▶ **Task prompt**
Extract the listing in its entirety, keeping each line identical to the original.

▶ **Records for this task**
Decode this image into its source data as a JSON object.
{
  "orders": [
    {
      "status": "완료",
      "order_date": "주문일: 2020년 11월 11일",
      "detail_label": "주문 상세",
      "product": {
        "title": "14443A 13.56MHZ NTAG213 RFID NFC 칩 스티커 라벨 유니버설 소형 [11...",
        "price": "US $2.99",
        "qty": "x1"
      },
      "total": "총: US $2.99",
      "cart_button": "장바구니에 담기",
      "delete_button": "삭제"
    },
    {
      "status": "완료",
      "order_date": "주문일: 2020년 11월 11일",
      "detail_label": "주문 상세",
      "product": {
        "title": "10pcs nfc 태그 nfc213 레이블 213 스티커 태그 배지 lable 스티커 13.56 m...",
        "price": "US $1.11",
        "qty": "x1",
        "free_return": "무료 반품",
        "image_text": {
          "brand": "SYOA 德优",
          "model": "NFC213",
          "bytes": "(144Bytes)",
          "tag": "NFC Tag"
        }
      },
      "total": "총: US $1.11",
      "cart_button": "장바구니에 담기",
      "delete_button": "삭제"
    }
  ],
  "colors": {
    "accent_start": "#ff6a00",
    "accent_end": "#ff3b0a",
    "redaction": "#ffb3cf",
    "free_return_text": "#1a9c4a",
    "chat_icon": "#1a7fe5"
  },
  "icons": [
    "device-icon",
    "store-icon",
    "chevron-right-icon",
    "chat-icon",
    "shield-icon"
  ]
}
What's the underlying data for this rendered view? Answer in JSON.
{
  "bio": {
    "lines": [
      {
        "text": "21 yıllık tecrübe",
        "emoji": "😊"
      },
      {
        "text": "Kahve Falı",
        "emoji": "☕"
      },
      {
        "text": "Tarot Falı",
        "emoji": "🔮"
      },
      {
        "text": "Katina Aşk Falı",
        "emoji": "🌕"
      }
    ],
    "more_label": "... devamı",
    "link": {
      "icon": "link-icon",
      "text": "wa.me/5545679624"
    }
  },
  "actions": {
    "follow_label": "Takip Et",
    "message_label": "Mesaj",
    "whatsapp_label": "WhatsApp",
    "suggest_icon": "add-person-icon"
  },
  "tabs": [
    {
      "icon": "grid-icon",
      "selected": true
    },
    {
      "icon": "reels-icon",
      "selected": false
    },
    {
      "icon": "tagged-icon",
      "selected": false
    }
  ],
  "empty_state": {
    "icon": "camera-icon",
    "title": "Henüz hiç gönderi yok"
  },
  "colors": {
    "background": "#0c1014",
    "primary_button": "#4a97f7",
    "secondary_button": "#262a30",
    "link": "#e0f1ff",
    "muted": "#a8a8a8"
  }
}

▶ **Completed exercise**
Decode this image into its source data as a JSON object.
{
  "orders": [
    {
      "status": "완료",
      "order_date": "주문일: 2020년 11월 11일",
      "detail_label": "주문 상세",
      "product": {
        "title": "14443A 13.56MHZ NTAG213 RFID NFC 칩 스티커 라벨 유니버설 소형 [11...",
        "price": "US $2.99",
        "qty": "x1"
      },
      "total": "총: US $2.99",
      "cart_button": "장바구니에 담기",
      "delete_button": "삭제"
    },
    {
      "status": "완료",
      "order_date": "주문일: 2020년 11월 11일",
      "detail_label": "주문 상세",
      "product": {
        "title": "10pcs nfc 태그 nfc213 레이블 213 스티커 태그 배지 lable 스티커 13.56 m...",
        "price": "US $1.11",
        "qty": "x1",
        "free_return": "무료 반품",
        "image_text": {
          "brand": "SYOA 德优",
          "model": "NFC213",
          "bytes": "(144Bytes)",
          "tag": "NFC Tag"
        }
      },
      "total": "총: US $1.11",
      "cart_button": "장바구니에 담기",
      "delete_button": "삭제"
    }
  ],
  "colors": {
    "accent_start": "#ff6a00",
    "accent_end": "#ff3b0a",
    "redaction": "#ffb3cf",
    "free_return_text": "#1a9c4a",
    "chat_icon": "#1a7fe5"
  },
  "icons": [
    "device-icon",
    "store-icon",
    "chevron-right-icon",
    "chat-icon",
    "shield-icon"
  ]
}
What's the underlying data for this rendered view? Answer in JSON.
{
  "bio": {
    "lines": [
      {
        "text": "21 yıllık tecrübe",
        "emoji": "😊"
      },
      {
        "text": "Kahve Falı",
        "emoji": "☕"
      },
      {
        "text": "Tarot Falı",
        "emoji": "🔮"
      },
      {
        "text": "Katina Aşk Falı",
        "emoji": "🌕"
      }
    ],
    "more_label": "... devamı",
    "link": {
      "icon": "link-icon",
      "text": "wa.me/5545679624"
    }
  },
  "actions": {
    "follow_label": "Takip Et",
    "message_label": "Mesaj",
    "whatsapp_label": "WhatsApp",
    "suggest_icon": "add-person-icon"
  },
  "tabs": [
    {
      "icon": "grid-icon",
      "selected": true
    },
    {
      "icon": "reels-icon",
      "selected": false
    },
    {
      "icon": "tagged-icon",
      "selected": false
    }
  ],
  "empty_state": {
    "icon": "camera-icon",
    "title": "Henüz hiç gönderi yok"
  },
  "colors": {
    "background": "#0c1014",
    "primary_button": "#4a97f7",
    "secondary_button": "#262a30",
    "link": "#e0f1ff",
    "muted": "#a8a8a8"
  }
}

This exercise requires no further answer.